— What is needed —
Copy out the material below in full, but not its images.

+--

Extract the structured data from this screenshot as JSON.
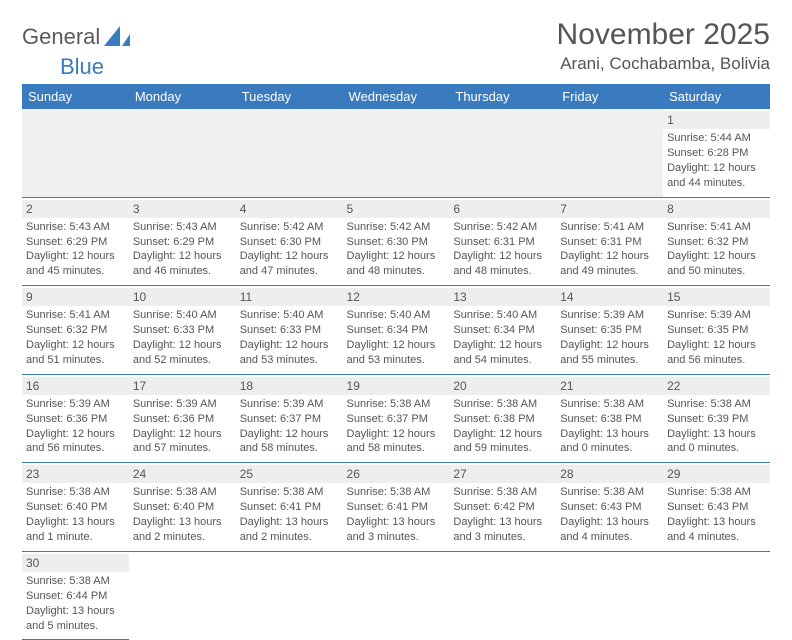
{
  "logo": {
    "text1": "General",
    "text2": "Blue"
  },
  "title": "November 2025",
  "location": "Arani, Cochabamba, Bolivia",
  "colors": {
    "header_bg": "#3a7bbf",
    "header_text": "#ffffff",
    "daynum_bg": "#eeeeee",
    "empty_bg": "#f0f0f0",
    "text": "#555555",
    "rule": "#3a7bbf"
  },
  "day_headers": [
    "Sunday",
    "Monday",
    "Tuesday",
    "Wednesday",
    "Thursday",
    "Friday",
    "Saturday"
  ],
  "leading_blanks": 6,
  "trailing_blanks": 6,
  "days": [
    {
      "n": 1,
      "sunrise": "5:44 AM",
      "sunset": "6:28 PM",
      "daylight": "12 hours and 44 minutes."
    },
    {
      "n": 2,
      "sunrise": "5:43 AM",
      "sunset": "6:29 PM",
      "daylight": "12 hours and 45 minutes."
    },
    {
      "n": 3,
      "sunrise": "5:43 AM",
      "sunset": "6:29 PM",
      "daylight": "12 hours and 46 minutes."
    },
    {
      "n": 4,
      "sunrise": "5:42 AM",
      "sunset": "6:30 PM",
      "daylight": "12 hours and 47 minutes."
    },
    {
      "n": 5,
      "sunrise": "5:42 AM",
      "sunset": "6:30 PM",
      "daylight": "12 hours and 48 minutes."
    },
    {
      "n": 6,
      "sunrise": "5:42 AM",
      "sunset": "6:31 PM",
      "daylight": "12 hours and 48 minutes."
    },
    {
      "n": 7,
      "sunrise": "5:41 AM",
      "sunset": "6:31 PM",
      "daylight": "12 hours and 49 minutes."
    },
    {
      "n": 8,
      "sunrise": "5:41 AM",
      "sunset": "6:32 PM",
      "daylight": "12 hours and 50 minutes."
    },
    {
      "n": 9,
      "sunrise": "5:41 AM",
      "sunset": "6:32 PM",
      "daylight": "12 hours and 51 minutes."
    },
    {
      "n": 10,
      "sunrise": "5:40 AM",
      "sunset": "6:33 PM",
      "daylight": "12 hours and 52 minutes."
    },
    {
      "n": 11,
      "sunrise": "5:40 AM",
      "sunset": "6:33 PM",
      "daylight": "12 hours and 53 minutes."
    },
    {
      "n": 12,
      "sunrise": "5:40 AM",
      "sunset": "6:34 PM",
      "daylight": "12 hours and 53 minutes."
    },
    {
      "n": 13,
      "sunrise": "5:40 AM",
      "sunset": "6:34 PM",
      "daylight": "12 hours and 54 minutes."
    },
    {
      "n": 14,
      "sunrise": "5:39 AM",
      "sunset": "6:35 PM",
      "daylight": "12 hours and 55 minutes."
    },
    {
      "n": 15,
      "sunrise": "5:39 AM",
      "sunset": "6:35 PM",
      "daylight": "12 hours and 56 minutes."
    },
    {
      "n": 16,
      "sunrise": "5:39 AM",
      "sunset": "6:36 PM",
      "daylight": "12 hours and 56 minutes."
    },
    {
      "n": 17,
      "sunrise": "5:39 AM",
      "sunset": "6:36 PM",
      "daylight": "12 hours and 57 minutes."
    },
    {
      "n": 18,
      "sunrise": "5:39 AM",
      "sunset": "6:37 PM",
      "daylight": "12 hours and 58 minutes."
    },
    {
      "n": 19,
      "sunrise": "5:38 AM",
      "sunset": "6:37 PM",
      "daylight": "12 hours and 58 minutes."
    },
    {
      "n": 20,
      "sunrise": "5:38 AM",
      "sunset": "6:38 PM",
      "daylight": "12 hours and 59 minutes."
    },
    {
      "n": 21,
      "sunrise": "5:38 AM",
      "sunset": "6:38 PM",
      "daylight": "13 hours and 0 minutes."
    },
    {
      "n": 22,
      "sunrise": "5:38 AM",
      "sunset": "6:39 PM",
      "daylight": "13 hours and 0 minutes."
    },
    {
      "n": 23,
      "sunrise": "5:38 AM",
      "sunset": "6:40 PM",
      "daylight": "13 hours and 1 minute."
    },
    {
      "n": 24,
      "sunrise": "5:38 AM",
      "sunset": "6:40 PM",
      "daylight": "13 hours and 2 minutes."
    },
    {
      "n": 25,
      "sunrise": "5:38 AM",
      "sunset": "6:41 PM",
      "daylight": "13 hours and 2 minutes."
    },
    {
      "n": 26,
      "sunrise": "5:38 AM",
      "sunset": "6:41 PM",
      "daylight": "13 hours and 3 minutes."
    },
    {
      "n": 27,
      "sunrise": "5:38 AM",
      "sunset": "6:42 PM",
      "daylight": "13 hours and 3 minutes."
    },
    {
      "n": 28,
      "sunrise": "5:38 AM",
      "sunset": "6:43 PM",
      "daylight": "13 hours and 4 minutes."
    },
    {
      "n": 29,
      "sunrise": "5:38 AM",
      "sunset": "6:43 PM",
      "daylight": "13 hours and 4 minutes."
    },
    {
      "n": 30,
      "sunrise": "5:38 AM",
      "sunset": "6:44 PM",
      "daylight": "13 hours and 5 minutes."
    }
  ],
  "labels": {
    "sunrise": "Sunrise: ",
    "sunset": "Sunset: ",
    "daylight": "Daylight: "
  }
}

+--

— Output —
Extract the structured data from this screenshot as JSON.
{
  "logo": {
    "text1": "General",
    "text2": "Blue"
  },
  "title": "November 2025",
  "location": "Arani, Cochabamba, Bolivia",
  "colors": {
    "header_bg": "#3a7bbf",
    "header_text": "#ffffff",
    "daynum_bg": "#eeeeee",
    "empty_bg": "#f0f0f0",
    "text": "#555555",
    "rule": "#3a7bbf"
  },
  "day_headers": [
    "Sunday",
    "Monday",
    "Tuesday",
    "Wednesday",
    "Thursday",
    "Friday",
    "Saturday"
  ],
  "leading_blanks": 6,
  "trailing_blanks": 6,
  "days": [
    {
      "n": 1,
      "sunrise": "5:44 AM",
      "sunset": "6:28 PM",
      "daylight": "12 hours and 44 minutes."
    },
    {
      "n": 2,
      "sunrise": "5:43 AM",
      "sunset": "6:29 PM",
      "daylight": "12 hours and 45 minutes."
    },
    {
      "n": 3,
      "sunrise": "5:43 AM",
      "sunset": "6:29 PM",
      "daylight": "12 hours and 46 minutes."
    },
    {
      "n": 4,
      "sunrise": "5:42 AM",
      "sunset": "6:30 PM",
      "daylight": "12 hours and 47 minutes."
    },
    {
      "n": 5,
      "sunrise": "5:42 AM",
      "sunset": "6:30 PM",
      "daylight": "12 hours and 48 minutes."
    },
    {
      "n": 6,
      "sunrise": "5:42 AM",
      "sunset": "6:31 PM",
      "daylight": "12 hours and 48 minutes."
    },
    {
      "n": 7,
      "sunrise": "5:41 AM",
      "sunset": "6:31 PM",
      "daylight": "12 hours and 49 minutes."
    },
    {
      "n": 8,
      "sunrise": "5:41 AM",
      "sunset": "6:32 PM",
      "daylight": "12 hours and 50 minutes."
    },
    {
      "n": 9,
      "sunrise": "5:41 AM",
      "sunset": "6:32 PM",
      "daylight": "12 hours and 51 minutes."
    },
    {
      "n": 10,
      "sunrise": "5:40 AM",
      "sunset": "6:33 PM",
      "daylight": "12 hours and 52 minutes."
    },
    {
      "n": 11,
      "sunrise": "5:40 AM",
      "sunset": "6:33 PM",
      "daylight": "12 hours and 53 minutes."
    },
    {
      "n": 12,
      "sunrise": "5:40 AM",
      "sunset": "6:34 PM",
      "daylight": "12 hours and 53 minutes."
    },
    {
      "n": 13,
      "sunrise": "5:40 AM",
      "sunset": "6:34 PM",
      "daylight": "12 hours and 54 minutes."
    },
    {
      "n": 14,
      "sunrise": "5:39 AM",
      "sunset": "6:35 PM",
      "daylight": "12 hours and 55 minutes."
    },
    {
      "n": 15,
      "sunrise": "5:39 AM",
      "sunset": "6:35 PM",
      "daylight": "12 hours and 56 minutes."
    },
    {
      "n": 16,
      "sunrise": "5:39 AM",
      "sunset": "6:36 PM",
      "daylight": "12 hours and 56 minutes."
    },
    {
      "n": 17,
      "sunrise": "5:39 AM",
      "sunset": "6:36 PM",
      "daylight": "12 hours and 57 minutes."
    },
    {
      "n": 18,
      "sunrise": "5:39 AM",
      "sunset": "6:37 PM",
      "daylight": "12 hours and 58 minutes."
    },
    {
      "n": 19,
      "sunrise": "5:38 AM",
      "sunset": "6:37 PM",
      "daylight": "12 hours and 58 minutes."
    },
    {
      "n": 20,
      "sunrise": "5:38 AM",
      "sunset": "6:38 PM",
      "daylight": "12 hours and 59 minutes."
    },
    {
      "n": 21,
      "sunrise": "5:38 AM",
      "sunset": "6:38 PM",
      "daylight": "13 hours and 0 minutes."
    },
    {
      "n": 22,
      "sunrise": "5:38 AM",
      "sunset": "6:39 PM",
      "daylight": "13 hours and 0 minutes."
    },
    {
      "n": 23,
      "sunrise": "5:38 AM",
      "sunset": "6:40 PM",
      "daylight": "13 hours and 1 minute."
    },
    {
      "n": 24,
      "sunrise": "5:38 AM",
      "sunset": "6:40 PM",
      "daylight": "13 hours and 2 minutes."
    },
    {
      "n": 25,
      "sunrise": "5:38 AM",
      "sunset": "6:41 PM",
      "daylight": "13 hours and 2 minutes."
    },
    {
      "n": 26,
      "sunrise": "5:38 AM",
      "sunset": "6:41 PM",
      "daylight": "13 hours and 3 minutes."
    },
    {
      "n": 27,
      "sunrise": "5:38 AM",
      "sunset": "6:42 PM",
      "daylight": "13 hours and 3 minutes."
    },
    {
      "n": 28,
      "sunrise": "5:38 AM",
      "sunset": "6:43 PM",
      "daylight": "13 hours and 4 minutes."
    },
    {
      "n": 29,
      "sunrise": "5:38 AM",
      "sunset": "6:43 PM",
      "daylight": "13 hours and 4 minutes."
    },
    {
      "n": 30,
      "sunrise": "5:38 AM",
      "sunset": "6:44 PM",
      "daylight": "13 hours and 5 minutes."
    }
  ],
  "labels": {
    "sunrise": "Sunrise: ",
    "sunset": "Sunset: ",
    "daylight": "Daylight: "
  }
}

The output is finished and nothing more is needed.